<<<<

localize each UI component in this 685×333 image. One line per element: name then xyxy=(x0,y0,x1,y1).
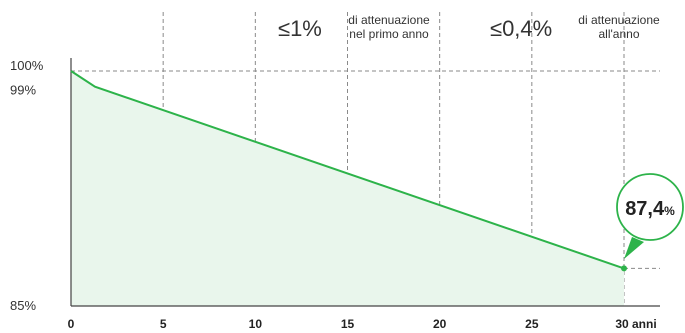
callout-number: 87,4 xyxy=(625,198,665,220)
x-tick-label-1: 5 xyxy=(160,317,167,331)
data-points xyxy=(621,265,627,272)
annotation-per-year-line1: di attenuazione xyxy=(578,13,660,27)
annotation-per-year-value: ≤0,4% xyxy=(490,16,552,41)
end-value-callout: 87,4% xyxy=(616,173,684,259)
axes xyxy=(70,58,660,307)
callout-pointer xyxy=(624,237,644,259)
annotation-first-year-line2: nel primo anno xyxy=(349,27,429,41)
x-tick-labels: 0 5 10 15 20 25 30 anni xyxy=(68,317,657,331)
annotation-per-year-line2: all'anno xyxy=(599,27,640,41)
callout-bubble xyxy=(616,173,684,241)
callout-unit: % xyxy=(664,204,675,218)
x-tick-label-2: 10 xyxy=(249,317,263,331)
x-tick-label-3: 15 xyxy=(341,317,355,331)
x-tick-label-4: 20 xyxy=(433,317,447,331)
annotation-first-year-line1: di attenuazione xyxy=(348,13,430,27)
callout-value: 87,4% xyxy=(625,198,675,220)
y-tick-label-2: 85% xyxy=(10,298,36,313)
annotation-first-year-value: ≤1% xyxy=(278,16,322,41)
y-tick-label-0: 100% xyxy=(10,58,44,73)
y-tick-labels: 100% 99% 85% xyxy=(10,58,44,313)
series-line xyxy=(70,70,625,270)
y-tick-label-1: 99% xyxy=(10,83,36,98)
area-fill xyxy=(71,71,624,306)
x-tick-label-0: 0 xyxy=(68,317,75,331)
end-point xyxy=(621,265,627,272)
grid xyxy=(71,12,660,306)
x-tick-label-6: 30 anni xyxy=(615,317,656,331)
x-tick-label-5: 25 xyxy=(525,317,539,331)
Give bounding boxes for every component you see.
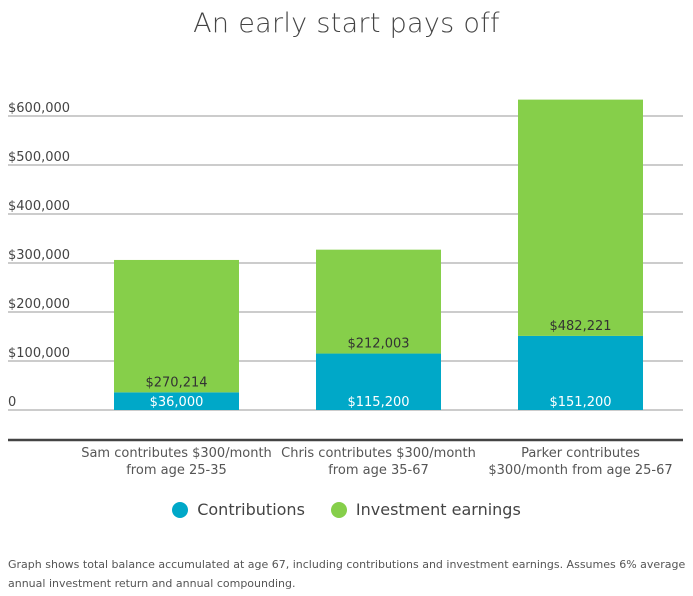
legend-swatch-contributions (172, 501, 189, 518)
stacked-bar-chart: 0 $100,000 $200,000 $300,000 $400,000 $500,00… (8, 99, 683, 478)
x-tick-label: Parker contributes (521, 446, 640, 461)
x-tick-label: Chris contributes $300/month (281, 446, 476, 461)
footnote: Graph shows total balance accumulated at… (8, 558, 686, 590)
data-label-investment-earnings: $482,221 (549, 319, 611, 334)
legend-label: Contributions (197, 500, 305, 519)
chart-title: An early start pays off (193, 8, 500, 39)
x-tick-label: Sam contributes $300/month (81, 446, 272, 461)
data-label-contributions: $115,200 (347, 395, 409, 410)
data-label-contributions: $151,200 (549, 395, 611, 410)
bar-contributions (518, 335, 643, 410)
x-tick-label: $300/month from age 25-67 (488, 463, 672, 478)
data-label-investment-earnings: $270,214 (145, 375, 207, 390)
y-tick-label: $400,000 (8, 199, 70, 214)
y-tick-label: $600,000 (8, 101, 70, 116)
bar-investment-earnings (316, 249, 441, 354)
y-tick-label: 0 (8, 395, 16, 410)
legend-label: Investment earnings (355, 500, 521, 519)
bar-contributions (114, 392, 239, 410)
y-tick-label: $500,000 (8, 150, 70, 165)
legend: Contributions Investment earnings (0, 500, 693, 519)
bar-contributions (316, 353, 441, 410)
legend-item-investment-earnings: Investment earnings (330, 500, 521, 519)
data-label-contributions: $36,000 (150, 395, 204, 410)
x-tick-label: from age 35-67 (328, 463, 429, 478)
bar-investment-earnings (518, 99, 643, 336)
bar-investment-earnings (114, 259, 239, 393)
y-tick-label: $200,000 (8, 297, 70, 312)
legend-item-contributions: Contributions (172, 500, 305, 519)
y-tick-label: $300,000 (8, 248, 70, 263)
data-label-investment-earnings: $212,003 (347, 337, 409, 352)
y-tick-label: $100,000 (8, 346, 70, 361)
legend-swatch-investment-earnings (330, 501, 347, 518)
x-tick-label: from age 25-35 (126, 463, 227, 478)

>>>>

Write out the rows again, starting at the line that has "callout-number: 87,4 xyxy=(625,198,665,220)" and stopping after the line that has "x-tick-labels: 0 5", with "callout-pointer" swapped for "callout-arrow" and nothing else changed.

§ WORKED SOLUTION
callout-number: 87,4 xyxy=(625,198,665,220)
x-tick-label-1: 5 xyxy=(160,317,167,331)
data-points xyxy=(621,265,627,272)
annotation-per-year-line1: di attenuazione xyxy=(578,13,660,27)
annotation-per-year-value: ≤0,4% xyxy=(490,16,552,41)
end-value-callout: 87,4% xyxy=(616,173,684,259)
axes xyxy=(70,58,660,307)
callout-arrow xyxy=(624,237,644,259)
annotation-first-year-line2: nel primo anno xyxy=(349,27,429,41)
x-tick-labels: 0 5 10 15 20 25 30 anni xyxy=(68,317,657,331)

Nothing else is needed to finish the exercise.